(Data extracted from a collection)
↓

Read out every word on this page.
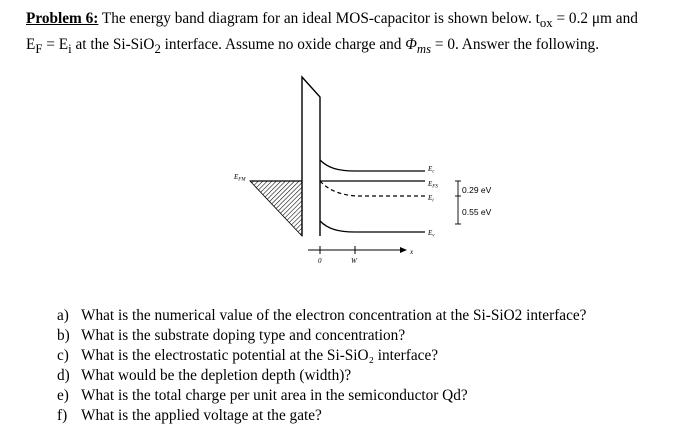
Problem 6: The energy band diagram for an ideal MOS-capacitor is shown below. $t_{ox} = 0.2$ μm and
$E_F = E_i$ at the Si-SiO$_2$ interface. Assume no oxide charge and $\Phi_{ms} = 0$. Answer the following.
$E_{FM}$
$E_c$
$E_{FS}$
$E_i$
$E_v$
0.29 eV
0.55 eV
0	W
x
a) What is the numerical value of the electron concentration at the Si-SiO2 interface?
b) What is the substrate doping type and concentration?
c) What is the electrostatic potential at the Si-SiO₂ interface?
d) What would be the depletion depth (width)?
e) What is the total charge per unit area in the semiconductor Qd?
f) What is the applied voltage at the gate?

↑

### Exercise
Could you repeat all of the material exactly? Pictures should not be copied.

### Result of this exercise
Read out every word on this page.
Problem 6: The energy band diagram for an ideal MOS-capacitor is shown below. $t_{ox} = 0.2$ μm and
$E_F = E_i$ at the Si-SiO$_2$ interface. Assume no oxide charge and $\Phi_{ms} = 0$. Answer the following.
$E_{FM}$
$E_c$
$E_{FS}$
$E_i$
$E_v$
0.29 eV
0.55 eV
0	W
x
a) What is the numerical value of the electron concentration at the Si-SiO2 interface?
b) What is the substrate doping type and concentration?
c) What is the electrostatic potential at the Si-SiO₂ interface?
d) What would be the depletion depth (width)?
e) What is the total charge per unit area in the semiconductor Qd?
f) What is the applied voltage at the gate?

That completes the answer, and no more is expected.